* _Requirements_
How many lines of these records hold the string "name"? Reply with the number alone.

* _Recorded data_
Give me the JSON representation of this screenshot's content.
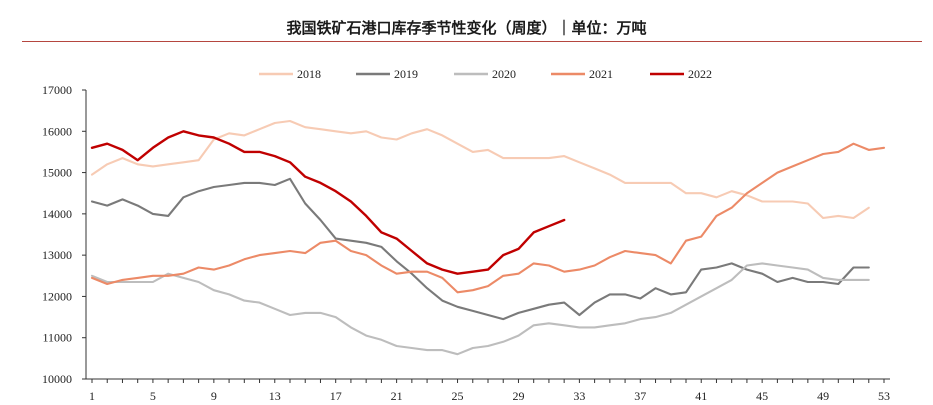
{
  "chart_data": {
    "type": "line",
    "title": "我国铁矿石港口库存季节性变化（周度）｜单位：万吨",
    "xlabel": "",
    "ylabel": "",
    "xlim": [
      1,
      53
    ],
    "ylim": [
      10000,
      17000
    ],
    "x_ticks": [
      1,
      5,
      9,
      13,
      17,
      21,
      25,
      29,
      33,
      37,
      41,
      45,
      49,
      53
    ],
    "y_ticks": [
      10000,
      11000,
      12000,
      13000,
      14000,
      15000,
      16000,
      17000
    ],
    "grid": false,
    "legend_position": "top",
    "series": [
      {
        "name": "2018",
        "color": "#f7cbb4",
        "values": [
          14950,
          15200,
          15350,
          15200,
          15150,
          15200,
          15250,
          15300,
          15800,
          15950,
          15900,
          16050,
          16200,
          16250,
          16100,
          16050,
          16000,
          15950,
          16000,
          15850,
          15800,
          15950,
          16050,
          15900,
          15700,
          15500,
          15550,
          15350,
          15350,
          15350,
          15350,
          15400,
          15250,
          15100,
          14950,
          14750,
          14750,
          14750,
          14750,
          14500,
          14500,
          14400,
          14550,
          14450,
          14300,
          14300,
          14300,
          14250,
          13900,
          13950,
          13900,
          14150
        ]
      },
      {
        "name": "2019",
        "color": "#7a7a7a",
        "values": [
          14300,
          14200,
          14350,
          14200,
          14000,
          13950,
          14400,
          14550,
          14650,
          14700,
          14750,
          14750,
          14700,
          14850,
          14250,
          13850,
          13400,
          13350,
          13300,
          13200,
          12850,
          12550,
          12200,
          11900,
          11750,
          11650,
          11550,
          11450,
          11600,
          11700,
          11800,
          11850,
          11550,
          11850,
          12050,
          12050,
          11950,
          12200,
          12050,
          12100,
          12650,
          12700,
          12800,
          12650,
          12550,
          12350,
          12450,
          12350,
          12350,
          12300,
          12700,
          12700
        ]
      },
      {
        "name": "2020",
        "color": "#bdbdbd",
        "values": [
          12500,
          12350,
          12350,
          12350,
          12350,
          12550,
          12450,
          12350,
          12150,
          12050,
          11900,
          11850,
          11700,
          11550,
          11600,
          11600,
          11500,
          11250,
          11050,
          10950,
          10800,
          10750,
          10700,
          10700,
          10600,
          10750,
          10800,
          10900,
          11050,
          11300,
          11350,
          11300,
          11250,
          11250,
          11300,
          11350,
          11450,
          11500,
          11600,
          11800,
          12000,
          12200,
          12400,
          12750,
          12800,
          12750,
          12700,
          12650,
          12450,
          12400,
          12400,
          12400
        ]
      },
      {
        "name": "2021",
        "color": "#ec8a67",
        "values": [
          12450,
          12300,
          12400,
          12450,
          12500,
          12500,
          12550,
          12700,
          12650,
          12750,
          12900,
          13000,
          13050,
          13100,
          13050,
          13300,
          13350,
          13100,
          13000,
          12750,
          12550,
          12600,
          12600,
          12450,
          12100,
          12150,
          12250,
          12500,
          12550,
          12800,
          12750,
          12600,
          12650,
          12750,
          12950,
          13100,
          13050,
          13000,
          12800,
          13350,
          13450,
          13950,
          14150,
          14500,
          14750,
          15000,
          15150,
          15300,
          15450,
          15500,
          15700,
          15550,
          15600
        ]
      },
      {
        "name": "2022",
        "color": "#c00000",
        "values": [
          15600,
          15700,
          15550,
          15300,
          15600,
          15850,
          16000,
          15900,
          15850,
          15700,
          15500,
          15500,
          15400,
          15250,
          14900,
          14750,
          14550,
          14300,
          13950,
          13550,
          13400,
          13100,
          12800,
          12650,
          12550,
          12600,
          12650,
          13000,
          13150,
          13550,
          13700,
          13850
        ]
      }
    ]
  }
}
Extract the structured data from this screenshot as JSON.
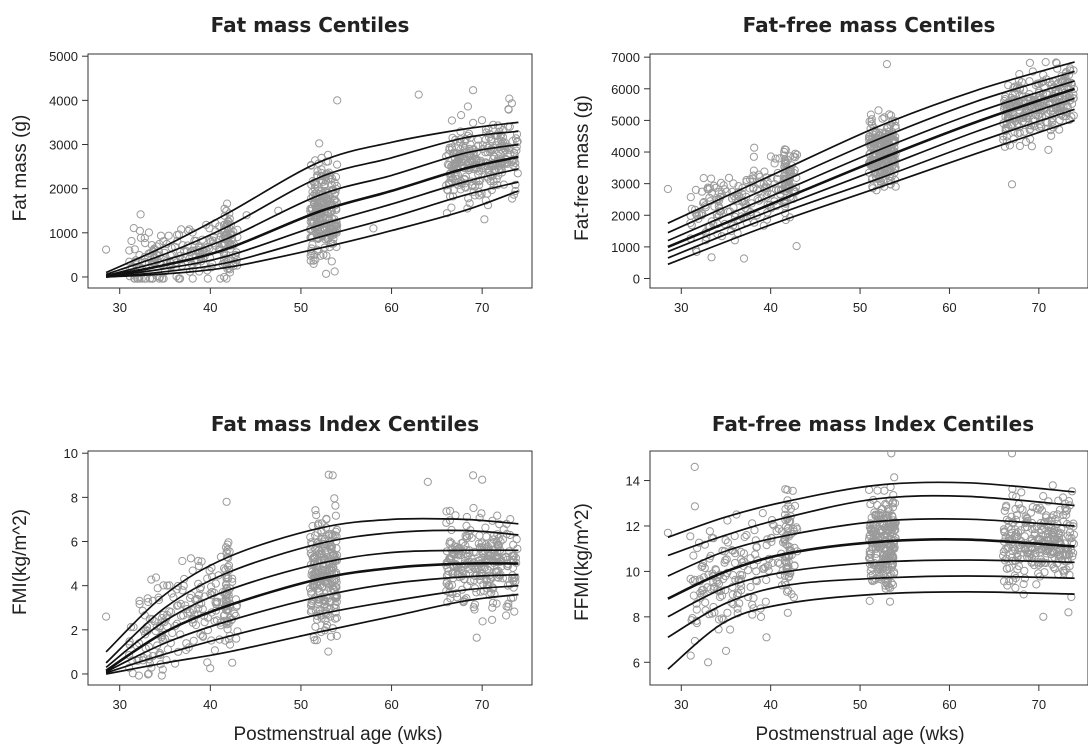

* _Answer to the problem_
5